GP practices will be required to record the availability of evening and weekend opening for routine appointments under the 2016/17 GP contract deal.
The new requirement, to which the GPC has agreed, will see all GP practices having to submit ‘access surveys’ every six months until 2020/21.
The move comes as the Government is working to a manifesto commitment to ensure all patients have access to routine evening and weekend appointments by 2020, which the GPC has previously branded ‘a pipe dream’.
Commenting on the deal earlier today, health secretary Jeremy Hunt said the contract agreement was ’just the start of significant new investment for general practice, will help GPs to provide a truly modern, efficient service every day of the week’.
But GPC deputy chair Dr Richard Vautrey told Pulse that although the GPC has agreed to the data collections, it represents no change to the terms of the extended hours enhanced service or introduce any contractual requirement on practices themselves to offer routine evening and weekend appointments.
This comes as during contract negotiations, Pulse learned that NHS Employers had floated an idea that would see funding move into a new DES paying practices for providing seven-day access as part of networks.

» **WHAT YOU NEED TO DO**:
1. In the report on the GP contract deal, swap "GPC" for "General Practitioners Committee" and give everything from "GP practices will" down to "of the week’." again.
2. Write the next part of the report on evening and weekend GP appointments, picking up from its last sentence.
These data have no connection to the report above.

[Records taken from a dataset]
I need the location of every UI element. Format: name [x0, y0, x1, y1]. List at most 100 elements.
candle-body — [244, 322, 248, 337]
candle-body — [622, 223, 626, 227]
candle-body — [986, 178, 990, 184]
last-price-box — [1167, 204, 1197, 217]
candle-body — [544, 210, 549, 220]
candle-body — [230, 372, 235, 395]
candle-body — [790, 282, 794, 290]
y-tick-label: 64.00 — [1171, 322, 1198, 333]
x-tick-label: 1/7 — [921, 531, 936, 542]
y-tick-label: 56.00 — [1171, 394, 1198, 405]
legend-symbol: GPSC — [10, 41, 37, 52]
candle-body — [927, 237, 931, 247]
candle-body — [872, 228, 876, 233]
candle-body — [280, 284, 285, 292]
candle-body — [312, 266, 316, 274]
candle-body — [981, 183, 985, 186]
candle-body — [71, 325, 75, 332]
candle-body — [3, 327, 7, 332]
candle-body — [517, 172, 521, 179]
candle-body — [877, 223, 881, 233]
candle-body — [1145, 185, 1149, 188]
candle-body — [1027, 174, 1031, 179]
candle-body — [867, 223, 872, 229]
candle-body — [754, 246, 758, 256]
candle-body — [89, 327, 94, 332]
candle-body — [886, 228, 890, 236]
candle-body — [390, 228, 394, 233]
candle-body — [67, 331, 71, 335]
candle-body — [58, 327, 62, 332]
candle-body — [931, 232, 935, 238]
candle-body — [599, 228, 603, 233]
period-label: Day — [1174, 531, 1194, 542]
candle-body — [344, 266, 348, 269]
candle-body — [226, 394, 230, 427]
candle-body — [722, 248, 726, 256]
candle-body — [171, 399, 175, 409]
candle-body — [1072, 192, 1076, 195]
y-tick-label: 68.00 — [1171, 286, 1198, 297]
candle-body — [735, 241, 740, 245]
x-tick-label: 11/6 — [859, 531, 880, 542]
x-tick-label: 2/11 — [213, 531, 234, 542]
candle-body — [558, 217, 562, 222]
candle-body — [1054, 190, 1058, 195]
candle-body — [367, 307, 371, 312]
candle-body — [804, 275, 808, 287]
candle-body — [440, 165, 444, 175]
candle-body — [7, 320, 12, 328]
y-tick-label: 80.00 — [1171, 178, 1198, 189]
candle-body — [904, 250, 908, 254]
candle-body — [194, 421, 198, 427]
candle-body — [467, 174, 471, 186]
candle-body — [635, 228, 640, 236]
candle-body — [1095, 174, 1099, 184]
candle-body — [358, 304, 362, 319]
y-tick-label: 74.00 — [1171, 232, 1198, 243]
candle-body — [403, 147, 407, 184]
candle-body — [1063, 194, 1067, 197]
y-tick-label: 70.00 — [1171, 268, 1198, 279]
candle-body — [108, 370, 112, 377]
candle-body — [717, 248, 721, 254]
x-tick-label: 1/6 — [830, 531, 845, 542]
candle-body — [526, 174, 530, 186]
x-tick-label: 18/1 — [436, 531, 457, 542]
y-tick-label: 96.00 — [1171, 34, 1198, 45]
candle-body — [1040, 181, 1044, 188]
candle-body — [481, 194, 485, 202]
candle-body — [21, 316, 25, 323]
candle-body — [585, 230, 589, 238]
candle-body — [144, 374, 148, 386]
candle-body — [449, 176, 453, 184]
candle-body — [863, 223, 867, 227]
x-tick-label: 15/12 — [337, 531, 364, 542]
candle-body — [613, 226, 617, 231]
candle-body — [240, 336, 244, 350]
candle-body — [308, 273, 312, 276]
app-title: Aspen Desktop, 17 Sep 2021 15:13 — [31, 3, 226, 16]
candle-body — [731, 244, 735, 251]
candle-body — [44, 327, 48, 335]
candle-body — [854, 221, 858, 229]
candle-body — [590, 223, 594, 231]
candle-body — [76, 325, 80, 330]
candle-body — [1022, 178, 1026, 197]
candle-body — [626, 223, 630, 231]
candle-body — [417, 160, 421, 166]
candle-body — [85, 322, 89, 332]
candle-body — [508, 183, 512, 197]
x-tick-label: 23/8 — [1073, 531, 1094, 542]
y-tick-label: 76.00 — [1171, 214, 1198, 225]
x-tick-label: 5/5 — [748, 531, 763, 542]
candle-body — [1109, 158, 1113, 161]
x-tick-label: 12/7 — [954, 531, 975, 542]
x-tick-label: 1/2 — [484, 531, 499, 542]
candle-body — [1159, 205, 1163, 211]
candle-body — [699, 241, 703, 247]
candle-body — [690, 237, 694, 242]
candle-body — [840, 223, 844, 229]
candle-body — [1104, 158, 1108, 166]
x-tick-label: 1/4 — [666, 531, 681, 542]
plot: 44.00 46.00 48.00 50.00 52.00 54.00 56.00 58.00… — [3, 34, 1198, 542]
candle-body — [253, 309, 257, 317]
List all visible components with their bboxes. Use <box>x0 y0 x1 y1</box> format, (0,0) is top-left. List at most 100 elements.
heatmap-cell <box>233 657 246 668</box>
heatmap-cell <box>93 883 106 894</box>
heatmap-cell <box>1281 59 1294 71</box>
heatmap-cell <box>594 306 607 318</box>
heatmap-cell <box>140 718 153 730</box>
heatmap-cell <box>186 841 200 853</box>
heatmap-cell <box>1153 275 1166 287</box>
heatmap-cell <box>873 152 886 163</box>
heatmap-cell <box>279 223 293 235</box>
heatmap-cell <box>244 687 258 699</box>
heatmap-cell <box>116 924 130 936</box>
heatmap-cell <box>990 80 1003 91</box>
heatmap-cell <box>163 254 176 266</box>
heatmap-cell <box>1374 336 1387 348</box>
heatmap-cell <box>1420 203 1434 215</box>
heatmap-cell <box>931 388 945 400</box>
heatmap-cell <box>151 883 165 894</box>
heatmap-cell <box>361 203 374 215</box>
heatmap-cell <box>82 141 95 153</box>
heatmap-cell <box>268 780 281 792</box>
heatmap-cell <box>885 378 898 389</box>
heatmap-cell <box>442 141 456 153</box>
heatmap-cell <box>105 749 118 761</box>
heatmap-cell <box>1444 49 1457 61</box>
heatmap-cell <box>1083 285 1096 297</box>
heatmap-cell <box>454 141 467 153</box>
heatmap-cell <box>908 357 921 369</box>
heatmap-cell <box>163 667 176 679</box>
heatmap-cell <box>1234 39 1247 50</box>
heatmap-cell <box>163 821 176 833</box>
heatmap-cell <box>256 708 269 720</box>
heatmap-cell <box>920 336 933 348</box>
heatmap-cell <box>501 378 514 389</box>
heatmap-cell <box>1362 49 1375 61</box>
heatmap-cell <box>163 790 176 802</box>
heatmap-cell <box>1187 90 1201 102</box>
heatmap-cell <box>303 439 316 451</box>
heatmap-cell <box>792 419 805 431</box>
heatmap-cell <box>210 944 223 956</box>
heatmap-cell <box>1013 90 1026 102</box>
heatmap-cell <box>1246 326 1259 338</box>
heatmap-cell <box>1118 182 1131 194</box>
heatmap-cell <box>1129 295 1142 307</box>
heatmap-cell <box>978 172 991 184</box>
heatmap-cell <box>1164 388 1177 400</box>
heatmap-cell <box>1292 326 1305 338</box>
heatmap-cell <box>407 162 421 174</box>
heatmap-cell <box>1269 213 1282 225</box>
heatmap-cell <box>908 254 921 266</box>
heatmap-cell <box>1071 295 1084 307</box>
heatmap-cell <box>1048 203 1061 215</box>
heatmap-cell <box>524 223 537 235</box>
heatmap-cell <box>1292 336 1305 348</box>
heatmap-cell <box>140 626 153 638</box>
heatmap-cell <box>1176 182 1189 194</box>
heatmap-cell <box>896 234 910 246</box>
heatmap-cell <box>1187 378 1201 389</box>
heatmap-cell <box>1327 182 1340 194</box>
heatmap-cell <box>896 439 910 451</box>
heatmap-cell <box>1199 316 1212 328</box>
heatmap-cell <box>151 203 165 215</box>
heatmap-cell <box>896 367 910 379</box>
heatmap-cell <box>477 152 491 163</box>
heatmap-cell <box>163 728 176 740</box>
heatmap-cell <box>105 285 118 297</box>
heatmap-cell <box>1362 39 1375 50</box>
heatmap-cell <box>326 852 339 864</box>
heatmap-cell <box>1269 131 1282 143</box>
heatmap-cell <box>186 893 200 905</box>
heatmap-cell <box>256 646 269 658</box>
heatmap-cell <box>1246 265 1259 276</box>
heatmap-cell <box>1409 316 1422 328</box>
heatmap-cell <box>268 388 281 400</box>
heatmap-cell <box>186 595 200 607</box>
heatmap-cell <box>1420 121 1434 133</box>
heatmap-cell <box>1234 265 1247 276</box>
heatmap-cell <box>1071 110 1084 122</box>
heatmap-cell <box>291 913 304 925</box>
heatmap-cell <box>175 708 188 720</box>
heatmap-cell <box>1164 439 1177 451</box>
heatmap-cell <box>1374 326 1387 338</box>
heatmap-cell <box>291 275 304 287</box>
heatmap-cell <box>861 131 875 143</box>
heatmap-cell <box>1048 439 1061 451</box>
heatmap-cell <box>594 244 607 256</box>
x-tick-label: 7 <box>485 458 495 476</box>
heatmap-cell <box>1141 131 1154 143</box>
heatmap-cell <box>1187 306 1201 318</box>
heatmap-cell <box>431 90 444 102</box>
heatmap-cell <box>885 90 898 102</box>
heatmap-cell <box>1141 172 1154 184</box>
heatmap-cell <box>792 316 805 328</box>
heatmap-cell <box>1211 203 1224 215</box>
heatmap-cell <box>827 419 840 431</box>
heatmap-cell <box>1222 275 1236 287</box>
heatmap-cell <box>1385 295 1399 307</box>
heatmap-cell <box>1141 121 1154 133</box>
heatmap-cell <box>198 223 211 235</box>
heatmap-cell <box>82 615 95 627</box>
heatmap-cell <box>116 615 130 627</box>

» **ACTIVITY ANSWERS**:
1.
GP practices will be required to record the availability of evening and weekend opening for routine appointments under the 2016/17 GP contract deal.
The new requirement, to which the General Practitioners Committee has agreed, will see all GP practices having to submit ‘access surveys’ every six months until 2020/21.
The move comes as the Government is working to a manifesto commitment to ensure all patients have access to routine evening and weekend appointments by 2020, which the General Practitioners Committee has previously branded ‘a pipe dream’.
Commenting on the deal earlier today, health secretary Jeremy Hunt said the contract agreement was ’just the start of significant new investment for general practice, will help GPs to provide a truly modern, efficient service every day of the week’.

2.
Instead, Dr Vautrey said: ’Twice a year, practices will be required to provide data on whether patients have access to routine evening and weekend appointments. These appointments do not need to be delivered by the practice itself and could apply to access to a locality or challenge fund hub that patients in the practice can access.’
He added that the GPC would be talking to NHS England about how this work but anticipated it being limited to a few brief questions similar to the current e-declaration that practice managers already complete.
It comes as a new alternative contract for larger practices with at least 30,000 patients, to be planned during 2016/17 and rolled out from April 2017, is expected to include a seven-day access requirement.
This is despite the official evaluation into the Prime Minister’s seven-day access pilots showing there was little demand for patients to attend routine appointments on Saturday afternoons or Sundays.